(Stored data entries)
— BEGIN —

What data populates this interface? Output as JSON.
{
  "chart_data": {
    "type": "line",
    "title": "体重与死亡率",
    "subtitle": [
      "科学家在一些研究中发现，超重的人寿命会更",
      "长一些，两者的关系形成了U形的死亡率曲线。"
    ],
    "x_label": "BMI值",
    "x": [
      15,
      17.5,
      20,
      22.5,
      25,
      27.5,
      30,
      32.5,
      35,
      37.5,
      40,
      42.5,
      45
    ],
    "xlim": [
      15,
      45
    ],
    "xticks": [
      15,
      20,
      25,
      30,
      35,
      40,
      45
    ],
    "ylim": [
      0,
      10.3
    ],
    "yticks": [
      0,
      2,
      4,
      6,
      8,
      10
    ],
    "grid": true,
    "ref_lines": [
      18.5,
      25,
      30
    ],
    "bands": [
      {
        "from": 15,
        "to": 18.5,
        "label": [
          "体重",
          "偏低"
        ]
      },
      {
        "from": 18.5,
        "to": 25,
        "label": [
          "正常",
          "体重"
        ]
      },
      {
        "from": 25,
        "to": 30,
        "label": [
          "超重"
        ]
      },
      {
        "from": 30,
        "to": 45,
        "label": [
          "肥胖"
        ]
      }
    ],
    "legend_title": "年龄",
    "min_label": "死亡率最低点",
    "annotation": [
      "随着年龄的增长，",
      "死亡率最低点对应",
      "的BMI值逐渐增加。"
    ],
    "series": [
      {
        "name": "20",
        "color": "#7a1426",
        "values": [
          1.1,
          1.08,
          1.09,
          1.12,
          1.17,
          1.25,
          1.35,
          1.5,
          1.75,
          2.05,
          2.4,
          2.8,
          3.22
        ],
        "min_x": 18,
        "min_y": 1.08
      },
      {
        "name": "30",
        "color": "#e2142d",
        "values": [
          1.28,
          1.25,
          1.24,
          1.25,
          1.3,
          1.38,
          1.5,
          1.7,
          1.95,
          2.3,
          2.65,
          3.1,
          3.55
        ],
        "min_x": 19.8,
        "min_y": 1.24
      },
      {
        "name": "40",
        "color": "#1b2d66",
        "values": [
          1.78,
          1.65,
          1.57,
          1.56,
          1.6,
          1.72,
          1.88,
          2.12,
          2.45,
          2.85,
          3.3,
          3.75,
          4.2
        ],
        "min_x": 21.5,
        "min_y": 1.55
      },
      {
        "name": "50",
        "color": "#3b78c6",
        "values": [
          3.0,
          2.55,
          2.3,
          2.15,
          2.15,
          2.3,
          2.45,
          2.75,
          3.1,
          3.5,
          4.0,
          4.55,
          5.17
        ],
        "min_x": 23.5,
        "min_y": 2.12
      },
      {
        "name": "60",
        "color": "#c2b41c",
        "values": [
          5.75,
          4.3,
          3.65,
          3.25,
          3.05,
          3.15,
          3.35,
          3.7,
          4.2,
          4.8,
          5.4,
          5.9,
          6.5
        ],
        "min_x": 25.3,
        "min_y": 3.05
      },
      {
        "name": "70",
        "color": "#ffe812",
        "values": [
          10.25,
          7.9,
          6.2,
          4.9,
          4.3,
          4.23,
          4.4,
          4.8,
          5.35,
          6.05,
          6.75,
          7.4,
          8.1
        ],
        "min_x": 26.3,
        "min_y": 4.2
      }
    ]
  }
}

— END —

Written instruction:
Extract all lines containing the word "color".

Full output:
        "color": "#7a1426",
        "color": "#e2142d",
        "color": "#1b2d66",
        "color": "#3b78c6",
        "color": "#c2b41c",
        "color": "#ffe812",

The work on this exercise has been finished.